WHAT NEEDS TO BE DONE
Check each line of the records below for the word "depicts" and copy those where it appears.

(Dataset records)
-- Begin --

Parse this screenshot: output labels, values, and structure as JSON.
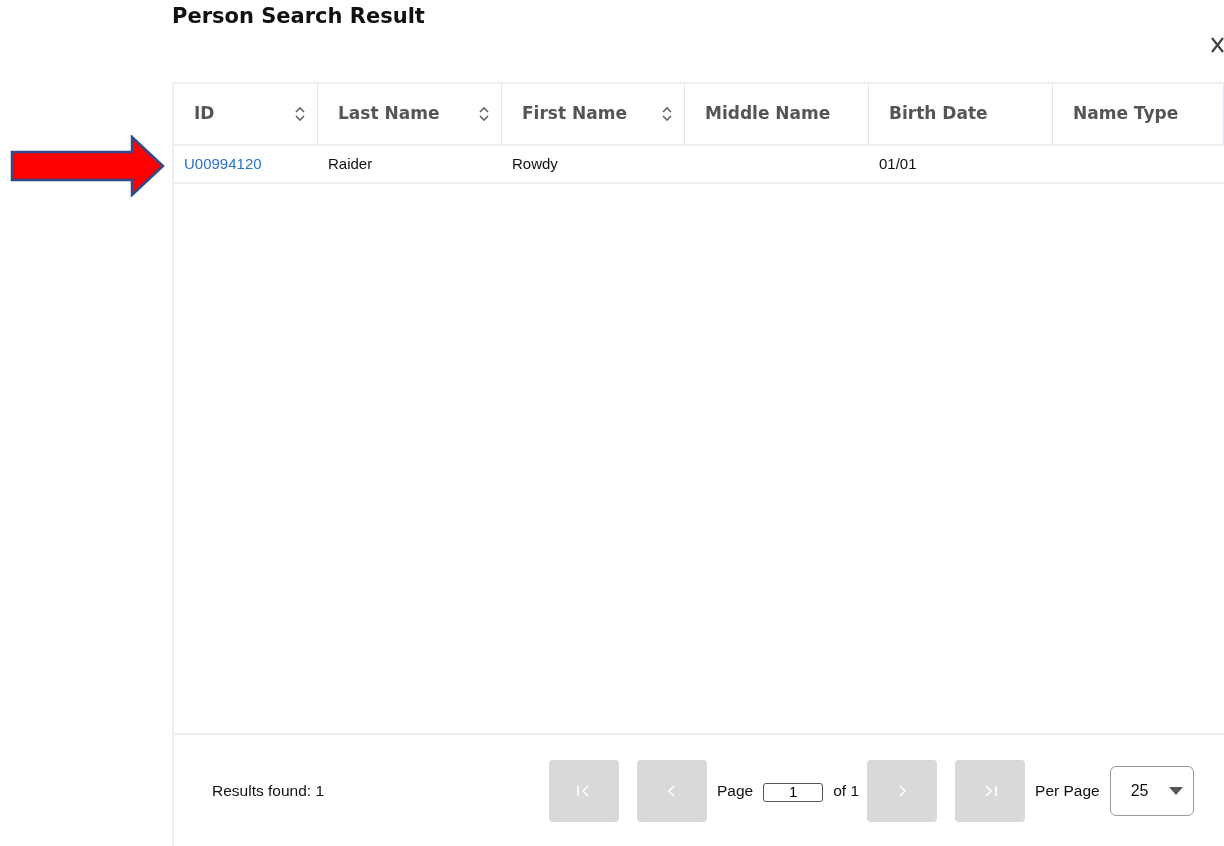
{
  "dialog": {
    "title": "Person Search Result"
  },
  "annotation": {
    "kind": "arrow"
  },
  "table": {
    "columns": [
      {
        "label": "ID",
        "sortable": true
      },
      {
        "label": "Last Name",
        "sortable": true
      },
      {
        "label": "First Name",
        "sortable": true
      },
      {
        "label": "Middle Name",
        "sortable": false
      },
      {
        "label": "Birth Date",
        "sortable": false
      },
      {
        "label": "Name Type",
        "sortable": false
      }
    ],
    "rows": [
      {
        "cells": [
          "U00994120",
          "Raider",
          "Rowdy",
          "",
          "01/01",
          ""
        ]
      }
    ]
  },
  "footer": {
    "results": "Results found: 1",
    "pager": {
      "first": {
        "disabled": true
      },
      "prev": {
        "disabled": true
      },
      "page_label": "Page",
      "page_value": "1",
      "of_label": "of 1",
      "next": {
        "disabled": true
      },
      "last": {
        "disabled": true
      }
    },
    "per_page_label": "Per Page",
    "per_page_value": "25"
  }
}
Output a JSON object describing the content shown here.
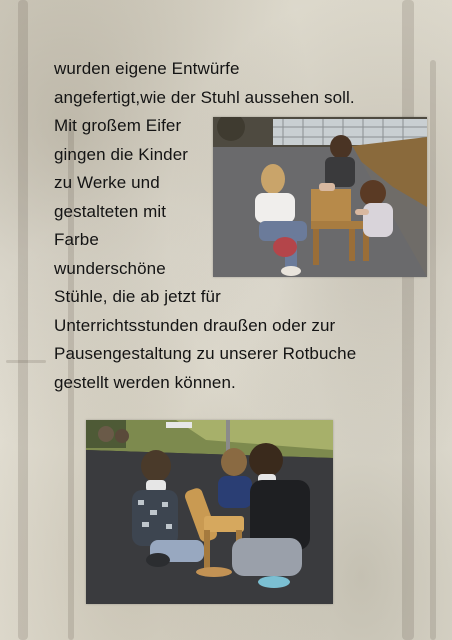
{
  "paragraph_lines": [
    "wurden eigene Entwürfe",
    "angefertigt,wie der Stuhl aussehen soll.",
    "Mit großem Eifer",
    "gingen die Kinder",
    "zu Werke und",
    "gestalteten mit",
    "Farbe",
    "wunderschöne",
    "Stühle, die ab jetzt für",
    "Unterrichtsstunden draußen oder  zur",
    "Pausengestaltung zu unserer  Rotbuche",
    "gestellt  werden können."
  ],
  "colors": {
    "text": "#141414",
    "background": "#e9e6dc"
  },
  "images": [
    {
      "name": "photo-girls-painting-chair",
      "depicts": "girls painting a wooden chair outdoors"
    },
    {
      "name": "photo-boys-painting-chair",
      "depicts": "boys painting a wooden chair outdoors"
    }
  ]
}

-- End --

CORRECT RESPONSE
      "depicts": "girls painting a wooden chair outdoors"
      "depicts": "boys painting a wooden chair outdoors"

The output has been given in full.